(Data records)
▽

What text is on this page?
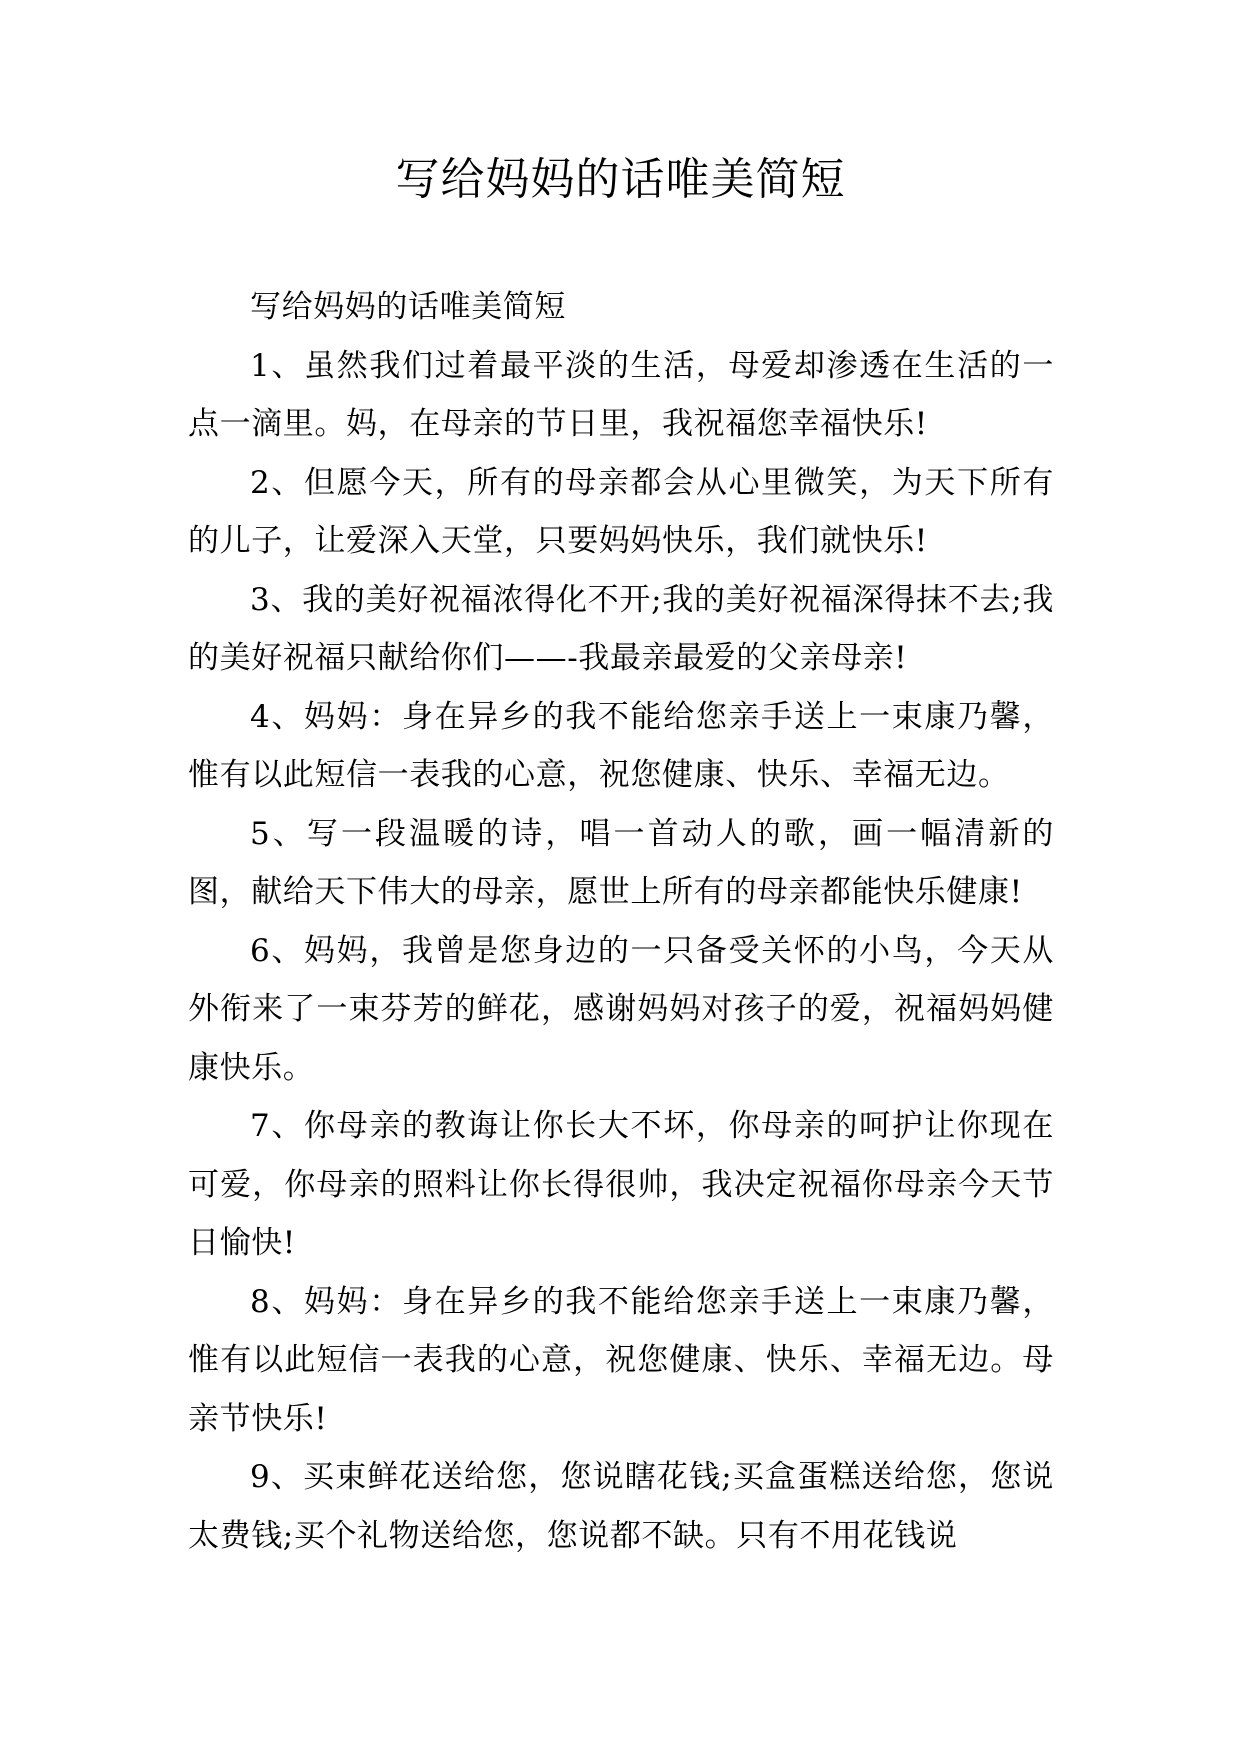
写给妈妈的话唯美简短

写给妈妈的话唯美简短

1、虽然我们过着最平淡的生活，母爱却渗透在生活的一点一滴里。妈，在母亲的节日里，我祝福您幸福快乐!

2、但愿今天，所有的母亲都会从心里微笑，为天下所有的儿子，让爱深入天堂，只要妈妈快乐，我们就快乐!

3、我的美好祝福浓得化不开;我的美好祝福深得抹不去;我的美好祝福只献给你们——-我最亲最爱的父亲母亲!

4、妈妈：身在异乡的我不能给您亲手送上一束康乃馨，惟有以此短信一表我的心意，祝您健康、快乐、幸福无边。

5、写一段温暖的诗，唱一首动人的歌，画一幅清新的图，献给天下伟大的母亲，愿世上所有的母亲都能快乐健康!

6、妈妈，我曾是您身边的一只备受关怀的小鸟，今天从外衔来了一束芬芳的鲜花，感谢妈妈对孩子的爱，祝福妈妈健康快乐。

7、你母亲的教诲让你长大不坏，你母亲的呵护让你现在可爱，你母亲的照料让你长得很帅，我决定祝福你母亲今天节日愉快!

8、妈妈：身在异乡的我不能给您亲手送上一束康乃馨，惟有以此短信一表我的心意，祝您健康、快乐、幸福无边。母亲节快乐!

9、买束鲜花送给您，您说瞎花钱;买盒蛋糕送给您，您说太费钱;买个礼物送给您，您说都不缺。只有不用花钱说
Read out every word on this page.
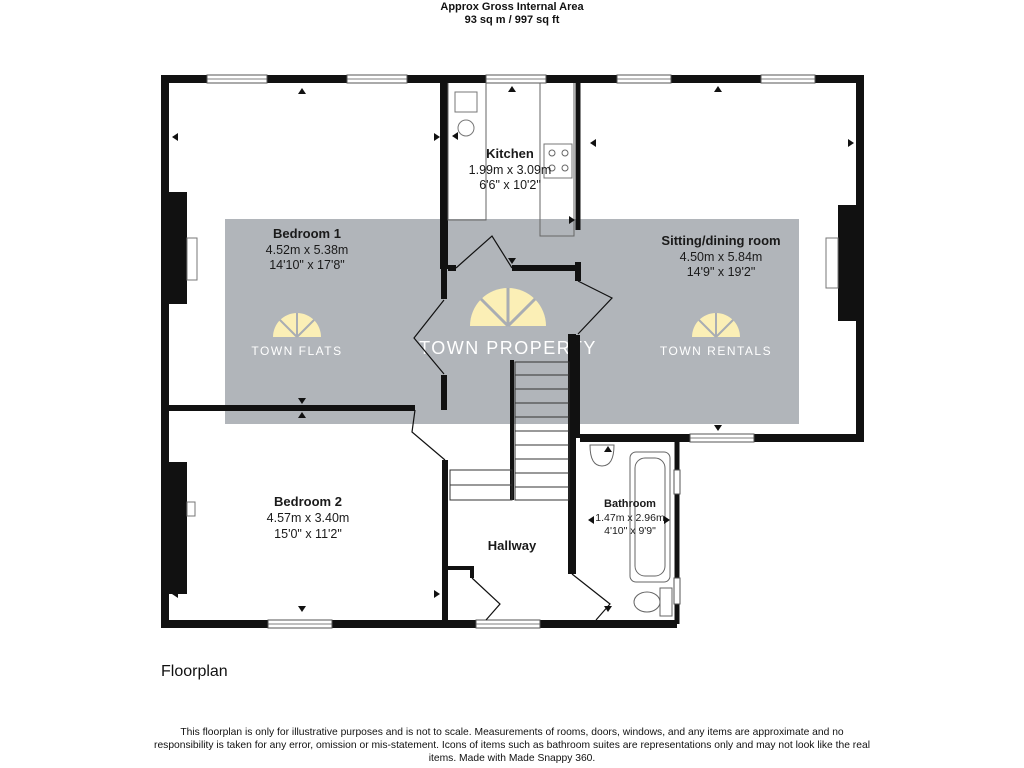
Approx Gross Internal Area
93 sq m / 997 sq ft
TOWN FLATS	TOWN PROPERTY	TOWN RENTALS
Bedroom 1
4.52m x 5.38m
14'10" x 17'8"
Kitchen
1.99m x 3.09m
6'6" x 10'2"
Sitting/dining room
4.50m x 5.84m
14'9" x 19'2"
Bedroom 2
4.57m x 3.40m
15'0" x 11'2"
Hallway
Bathroom
1.47m x 2.96m
4'10" x 9'9"
Floorplan
This floorplan is only for illustrative purposes and is not to scale. Measurements of rooms, doors, windows, and any items are approximate and no responsibility is taken for any error, omission or mis-statement. Icons of items such as bathroom suites are representations only and may not look like the real items. Made with Made Snappy 360.
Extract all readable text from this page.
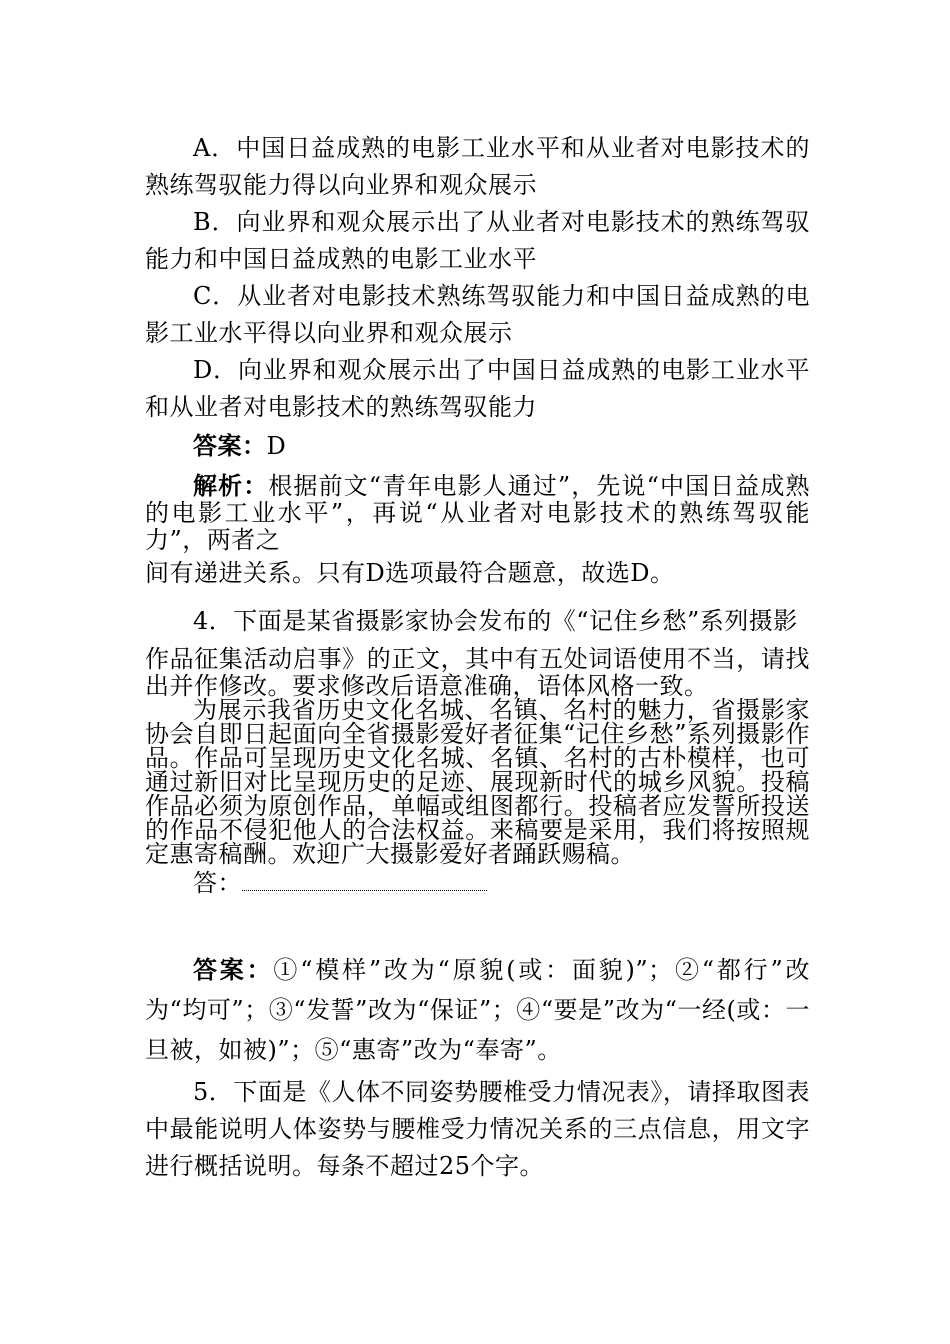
A．中国日益成熟的电影工业水平和从业者对电影技术的熟练驾驭能力得以向业界和观众展示

B．向业界和观众展示出了从业者对电影技术的熟练驾驭能力和中国日益成熟的电影工业水平

C．从业者对电影技术熟练驾驭能力和中国日益成熟的电影工业水平得以向业界和观众展示

D．向业界和观众展示出了中国日益成熟的电影工业水平和从业者对电影技术的熟练驾驭能力

答案：D

解析：根据前文“青年电影人通过”，先说“中国日益成熟的电影工业水平”，再说“从业者对电影技术的熟练驾驭能力”，两者之
间有递进关系。只有D选项最符合题意，故选D。

4．下面是某省摄影家协会发布的《“记住乡愁”系列摄影

作品征集活动启事》的正文，其中有五处词语使用不当，请找出并作修改。要求修改后语意准确，语体风格一致。

为展示我省历史文化名城、名镇、名村的魅力，省摄影家协会自即日起面向全省摄影爱好者征集“记住乡愁”系列摄影作品。作品可呈现历史文化名城、名镇、名村的古朴模样，也可通过新旧对比呈现历史的足迹、展现新时代的城乡风貌。投稿作品必须为原创作品，单幅或组图都行。投稿者应发誓所投送的作品不侵犯他人的合法权益。来稿要是采用，我们将按照规定惠寄稿酬。欢迎广大摄影爱好者踊跃赐稿。

答：

答案：①“模样”改为“原貌(或：面貌)”；②“都行”改为“均可”；③“发誓”改为“保证”；④“要是”改为“一经(或：一旦被，如被)”；⑤“惠寄”改为“奉寄”。

5．下面是《人体不同姿势腰椎受力情况表》，请择取图表中最能说明人体姿势与腰椎受力情况关系的三点信息，用文字进行概括说明。每条不超过25个字。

△

### WHAT IS ASKED
Transcribe the listing above verbatim. Omit the pictures.

### SOLUTION TO THIS TASK
What text is on this page?
写给妈妈的话唯美简短

写给妈妈的话唯美简短

1、虽然我们过着最平淡的生活，母爱却渗透在生活的一点一滴里。妈，在母亲的节日里，我祝福您幸福快乐!

2、但愿今天，所有的母亲都会从心里微笑，为天下所有的儿子，让爱深入天堂，只要妈妈快乐，我们就快乐!

3、我的美好祝福浓得化不开;我的美好祝福深得抹不去;我的美好祝福只献给你们——-我最亲最爱的父亲母亲!

4、妈妈：身在异乡的我不能给您亲手送上一束康乃馨，惟有以此短信一表我的心意，祝您健康、快乐、幸福无边。

5、写一段温暖的诗，唱一首动人的歌，画一幅清新的图，献给天下伟大的母亲，愿世上所有的母亲都能快乐健康!

6、妈妈，我曾是您身边的一只备受关怀的小鸟，今天从外衔来了一束芬芳的鲜花，感谢妈妈对孩子的爱，祝福妈妈健康快乐。

7、你母亲的教诲让你长大不坏，你母亲的呵护让你现在可爱，你母亲的照料让你长得很帅，我决定祝福你母亲今天节日愉快!

8、妈妈：身在异乡的我不能给您亲手送上一束康乃馨，惟有以此短信一表我的心意，祝您健康、快乐、幸福无边。母亲节快乐!

9、买束鲜花送给您，您说瞎花钱;买盒蛋糕送给您，您说太费钱;买个礼物送给您，您说都不缺。只有不用花钱说
Read out every word on this page.
Approx Gross Internal Area
93 sq m / 997 sq ft
TOWN FLATS	TOWN PROPERTY	TOWN RENTALS
Bedroom 1
4.52m x 5.38m
14'10" x 17'8"
Kitchen
1.99m x 3.09m
6'6" x 10'2"
Sitting/dining room
4.50m x 5.84m
14'9" x 19'2"
Bedroom 2
4.57m x 3.40m
15'0" x 11'2"
Hallway
Bathroom
1.47m x 2.96m
4'10" x 9'9"
Floorplan
This floorplan is only for illustrative purposes and is not to scale. Measurements of rooms, doors, windows, and any items are approximate and no responsibility is taken for any error, omission or mis-statement. Icons of items such as bathroom suites are representations only and may not look like the real items. Made with Made Snappy 360.
Extract all readable text from this page.
A．中国日益成熟的电影工业水平和从业者对电影技术的熟练驾驭能力得以向业界和观众展示

B．向业界和观众展示出了从业者对电影技术的熟练驾驭能力和中国日益成熟的电影工业水平

C．从业者对电影技术熟练驾驭能力和中国日益成熟的电影工业水平得以向业界和观众展示

D．向业界和观众展示出了中国日益成熟的电影工业水平和从业者对电影技术的熟练驾驭能力

答案：D

解析：根据前文“青年电影人通过”，先说“中国日益成熟的电影工业水平”，再说“从业者对电影技术的熟练驾驭能力”，两者之
间有递进关系。只有D选项最符合题意，故选D。

4．下面是某省摄影家协会发布的《“记住乡愁”系列摄影

作品征集活动启事》的正文，其中有五处词语使用不当，请找出并作修改。要求修改后语意准确，语体风格一致。

为展示我省历史文化名城、名镇、名村的魅力，省摄影家协会自即日起面向全省摄影爱好者征集“记住乡愁”系列摄影作品。作品可呈现历史文化名城、名镇、名村的古朴模样，也可通过新旧对比呈现历史的足迹、展现新时代的城乡风貌。投稿作品必须为原创作品，单幅或组图都行。投稿者应发誓所投送的作品不侵犯他人的合法权益。来稿要是采用，我们将按照规定惠寄稿酬。欢迎广大摄影爱好者踊跃赐稿。

答：

答案：①“模样”改为“原貌(或：面貌)”；②“都行”改为“均可”；③“发誓”改为“保证”；④“要是”改为“一经(或：一旦被，如被)”；⑤“惠寄”改为“奉寄”。

5．下面是《人体不同姿势腰椎受力情况表》，请择取图表中最能说明人体姿势与腰椎受力情况关系的三点信息，用文字进行概括说明。每条不超过25个字。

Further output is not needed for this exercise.